*Exercise*
Review the lines that follow and copy each one that contains the word "name".

BEGIN

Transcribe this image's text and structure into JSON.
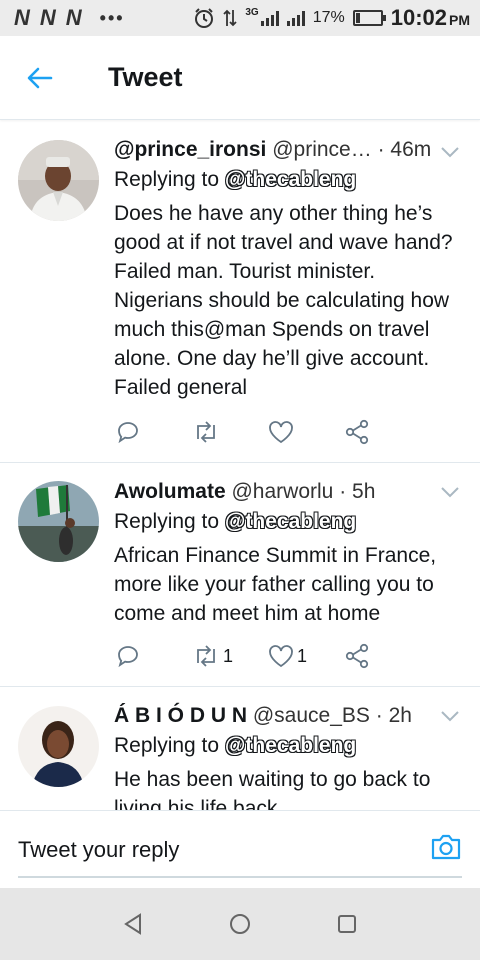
{
  "status_bar": {
    "carrier_icons": [
      "N",
      "N",
      "N"
    ],
    "dots": "•••",
    "network": "3G",
    "battery": "17%",
    "battery_level": 0.17,
    "time": "10:02",
    "ampm": "PM"
  },
  "header": {
    "title": "Tweet"
  },
  "tweets": [
    {
      "name": "@prince_ironsi",
      "handle": "@prince…",
      "time": "· 46m",
      "reply_label": "Replying to",
      "reply_to": "@thecableng",
      "text": "Does he have any other thing he’s good at if not travel and wave hand? Failed man. Tourist minister. Nigerians should be calculating how much this@man Spends on travel alone. One day he’ll give account. Failed general",
      "retweets": "",
      "likes": ""
    },
    {
      "name": "Awolumate",
      "handle": "@harworlu",
      "time": "· 5h",
      "reply_label": "Replying to",
      "reply_to": "@thecableng",
      "text": "African Finance Summit in France, more like your father calling you to come and meet him at home",
      "retweets": "1",
      "likes": "1"
    },
    {
      "name": "Á B I Ó D U N",
      "handle": "@sauce_BS",
      "time": "· 2h",
      "reply_label": "Replying to",
      "reply_to": "@thecableng",
      "text": "He has been waiting to go back to living his life back",
      "retweets": "",
      "likes": ""
    }
  ],
  "reply_bar": {
    "placeholder": "Tweet your reply"
  },
  "colors": {
    "accent": "#1da1f2",
    "icon_gray": "#657786",
    "divider": "#e1e8ed"
  }
}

END

*Solution to this exercise*
      "name": "@prince_ironsi",
      "name": "Awolumate",
      "name": "Á B I Ó D U N",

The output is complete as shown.